◆ Records shown:

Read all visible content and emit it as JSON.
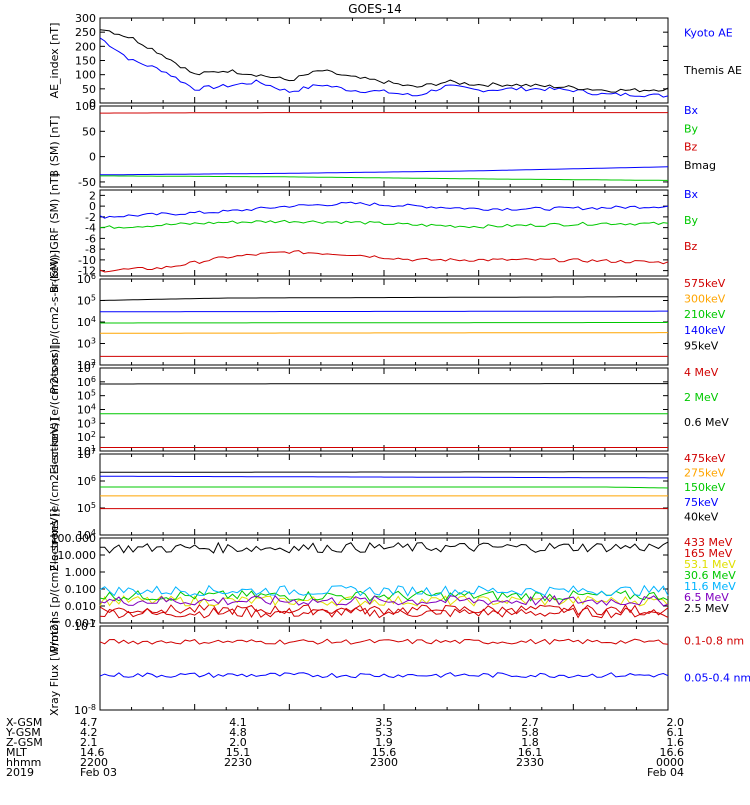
{
  "title": "GOES-14",
  "colors": {
    "black": "#000000",
    "blue": "#0000ff",
    "green": "#00c800",
    "red": "#d00000",
    "orange": "#ffa500",
    "cyan": "#00b4ff",
    "purple": "#8000c0",
    "yellow": "#e0e000"
  },
  "chart_data": [
    {
      "type": "line",
      "ylabel": "AE_index [nT]",
      "ylim": [
        0,
        300
      ],
      "yticks": [
        "300",
        "250",
        "200",
        "150",
        "100",
        "50",
        "0"
      ],
      "series": [
        {
          "name": "Kyoto AE",
          "color": "#0000ff",
          "x": [
            0,
            5,
            10,
            15,
            20,
            25,
            30,
            35,
            40,
            45,
            50,
            55,
            60,
            65,
            70,
            75,
            80,
            85,
            90
          ],
          "y": [
            230,
            150,
            115,
            50,
            60,
            75,
            40,
            65,
            45,
            40,
            25,
            60,
            45,
            50,
            50,
            45,
            30,
            30,
            25
          ]
        },
        {
          "name": "Themis AE",
          "color": "#000000",
          "x": [
            0,
            5,
            10,
            15,
            20,
            25,
            30,
            35,
            40,
            45,
            50,
            55,
            60,
            65,
            70,
            75,
            80,
            85,
            90
          ],
          "y": [
            265,
            230,
            170,
            100,
            115,
            100,
            80,
            115,
            90,
            75,
            55,
            75,
            65,
            65,
            60,
            55,
            45,
            45,
            50
          ]
        }
      ]
    },
    {
      "type": "line",
      "ylabel": "B (SM) [nT]",
      "ylim": [
        -60,
        100
      ],
      "yticks": [
        "100",
        "50",
        "0",
        "-50"
      ],
      "series": [
        {
          "name": "Bx",
          "color": "#0000ff",
          "x": [
            0,
            30,
            60,
            90
          ],
          "y": [
            -36,
            -33,
            -28,
            -20
          ]
        },
        {
          "name": "By",
          "color": "#00c800",
          "x": [
            0,
            30,
            60,
            90
          ],
          "y": [
            -38,
            -40,
            -44,
            -47
          ]
        },
        {
          "name": "Bz",
          "color": "#d00000",
          "x": [
            0,
            30,
            60,
            90
          ],
          "y": [
            86,
            87,
            87,
            87
          ]
        },
        {
          "name": "Bmag",
          "color": "#000000",
          "x": [
            0,
            30,
            60,
            90
          ],
          "y": [
            100,
            101,
            101,
            102
          ]
        }
      ]
    },
    {
      "type": "line",
      "ylabel": "B (SM)-IGRF (SM) [nT]",
      "ylim": [
        -13,
        3
      ],
      "yticks": [
        "2",
        "0",
        "-2",
        "-4",
        "-6",
        "-8",
        "-10",
        "-12"
      ],
      "series": [
        {
          "name": "Bx",
          "color": "#0000ff",
          "x": [
            0,
            10,
            20,
            30,
            40,
            50,
            60,
            70,
            80,
            90
          ],
          "y": [
            -2,
            -1.5,
            -1,
            0,
            0.5,
            0,
            -0.5,
            -0.5,
            -0.3,
            0
          ]
        },
        {
          "name": "By",
          "color": "#00c800",
          "x": [
            0,
            10,
            20,
            30,
            40,
            50,
            60,
            70,
            80,
            90
          ],
          "y": [
            -4,
            -3.5,
            -3,
            -2.8,
            -3,
            -3.5,
            -3.8,
            -3.5,
            -3.2,
            -3.3
          ]
        },
        {
          "name": "Bz",
          "color": "#d00000",
          "x": [
            0,
            10,
            20,
            30,
            40,
            50,
            60,
            70,
            80,
            90
          ],
          "y": [
            -12,
            -11.5,
            -9.5,
            -8.5,
            -9,
            -10,
            -10,
            -10,
            -10.2,
            -10.5
          ]
        }
      ]
    },
    {
      "type": "line",
      "ylabel": "Protons [p/(cm2-s-sr-keV)]",
      "ylog": true,
      "ylim": [
        100,
        1000000
      ],
      "yticks": [
        "10^6",
        "10^5",
        "10^4",
        "10^3",
        "10^2"
      ],
      "series": [
        {
          "name": "575keV",
          "color": "#d00000",
          "x": [
            0,
            90
          ],
          "y": [
            250,
            250
          ]
        },
        {
          "name": "300keV",
          "color": "#ffa500",
          "x": [
            0,
            90
          ],
          "y": [
            3000,
            3200
          ]
        },
        {
          "name": "210keV",
          "color": "#00c800",
          "x": [
            0,
            90
          ],
          "y": [
            9000,
            9500
          ]
        },
        {
          "name": "140keV",
          "color": "#0000ff",
          "x": [
            0,
            90
          ],
          "y": [
            30000,
            32000
          ]
        },
        {
          "name": "95keV",
          "color": "#000000",
          "x": [
            0,
            20,
            90
          ],
          "y": [
            100000,
            130000,
            150000
          ]
        }
      ]
    },
    {
      "type": "line",
      "ylabel": "Electrons [e/(cm2-s-sr)]",
      "ylog": true,
      "ylim": [
        10,
        10000000
      ],
      "yticks": [
        "10^7",
        "10^6",
        "10^5",
        "10^4",
        "10^3",
        "10^2",
        "10^1"
      ],
      "series": [
        {
          "name": "4 MeV",
          "color": "#d00000",
          "x": [
            0,
            90
          ],
          "y": [
            18,
            18
          ]
        },
        {
          "name": "2 MeV",
          "color": "#00c800",
          "x": [
            0,
            90
          ],
          "y": [
            5000,
            5000
          ]
        },
        {
          "name": "0.6 MeV",
          "color": "#000000",
          "x": [
            0,
            90
          ],
          "y": [
            700000,
            750000
          ]
        }
      ]
    },
    {
      "type": "line",
      "ylabel": "Electrons [e/(cm2-s-sr-keV)]",
      "ylog": true,
      "ylim": [
        10000,
        10000000
      ],
      "yticks": [
        "10^7",
        "10^6",
        "10^5",
        "10^4"
      ],
      "series": [
        {
          "name": "475keV",
          "color": "#d00000",
          "x": [
            0,
            90
          ],
          "y": [
            95000,
            95000
          ]
        },
        {
          "name": "275keV",
          "color": "#ffa500",
          "x": [
            0,
            90
          ],
          "y": [
            280000,
            280000
          ]
        },
        {
          "name": "150keV",
          "color": "#00c800",
          "x": [
            0,
            80,
            90
          ],
          "y": [
            600000,
            600000,
            550000
          ]
        },
        {
          "name": "75keV",
          "color": "#0000ff",
          "x": [
            0,
            90
          ],
          "y": [
            1500000,
            1300000
          ]
        },
        {
          "name": "40keV",
          "color": "#000000",
          "x": [
            0,
            90
          ],
          "y": [
            2100000,
            2200000
          ]
        }
      ]
    },
    {
      "type": "line",
      "ylabel": "Protons [p/(cm2-s-sr-keV)]",
      "ylog": true,
      "ylim": [
        0.001,
        100
      ],
      "yticks": [
        "100.000",
        "10.000",
        "1.000",
        "0.100",
        "0.010",
        "0.001"
      ],
      "series": [
        {
          "name": "433 MeV",
          "color": "#d00000",
          "x": [
            0,
            90
          ],
          "y": [
            0.004,
            0.004
          ]
        },
        {
          "name": "165 MeV",
          "color": "#d00000",
          "x": [
            0,
            90
          ],
          "y": [
            0.006,
            0.006
          ]
        },
        {
          "name": "53.1 MeV",
          "color": "#e0e000",
          "x": [
            0,
            90
          ],
          "y": [
            0.02,
            0.02
          ]
        },
        {
          "name": "30.6 MeV",
          "color": "#00c800",
          "x": [
            0,
            90
          ],
          "y": [
            0.04,
            0.04
          ]
        },
        {
          "name": "11.6 MeV",
          "color": "#00b4ff",
          "x": [
            0,
            90
          ],
          "y": [
            0.08,
            0.08
          ]
        },
        {
          "name": "6.5 MeV",
          "color": "#8000c0",
          "x": [
            0,
            90
          ],
          "y": [
            0.02,
            0.02
          ]
        },
        {
          "name": "2.5 MeV",
          "color": "#000000",
          "x": [
            0,
            90
          ],
          "y": [
            25,
            30
          ]
        }
      ]
    },
    {
      "type": "line",
      "ylabel": "Xray Flux [W/m2]",
      "ylog": true,
      "ylim": [
        1e-08,
        1e-07
      ],
      "yticks": [
        "10^-7",
        "10^-8"
      ],
      "series": [
        {
          "name": "0.1-0.8 nm",
          "color": "#d00000",
          "x": [
            0,
            90
          ],
          "y": [
            6.5e-08,
            6.5e-08
          ]
        },
        {
          "name": "0.05-0.4 nm",
          "color": "#0000ff",
          "x": [
            0,
            90
          ],
          "y": [
            2.6e-08,
            2.6e-08
          ]
        }
      ]
    }
  ],
  "footer": {
    "row_labels": [
      "X-GSM",
      "Y-GSM",
      "Z-GSM",
      "MLT",
      "hhmm",
      "2019"
    ],
    "columns": [
      {
        "values": [
          "4.7",
          "4.2",
          "2.1",
          "14.6",
          "2200",
          "Feb 03"
        ]
      },
      {
        "values": [
          "4.1",
          "4.8",
          "2.0",
          "15.1",
          "2230",
          ""
        ]
      },
      {
        "values": [
          "3.5",
          "5.3",
          "1.9",
          "15.6",
          "2300",
          ""
        ]
      },
      {
        "values": [
          "2.7",
          "5.8",
          "1.8",
          "16.1",
          "2330",
          ""
        ]
      },
      {
        "values": [
          "2.0",
          "6.1",
          "1.6",
          "16.6",
          "0000",
          "Feb 04"
        ]
      }
    ]
  }
}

◆ Objective: Check each line above for the string "ylabel", then copy the ones that have it.

◆ Exercise result:
      "ylabel": "AE_index [nT]",
      "ylabel": "B (SM) [nT]",
      "ylabel": "B (SM)-IGRF (SM) [nT]",
      "ylabel": "Protons [p/(cm2-s-sr-keV)]",
      "ylabel": "Electrons [e/(cm2-s-sr)]",
      "ylabel": "Electrons [e/(cm2-s-sr-keV)]",
      "ylabel": "Protons [p/(cm2-s-sr-keV)]",
      "ylabel": "Xray Flux [W/m2]",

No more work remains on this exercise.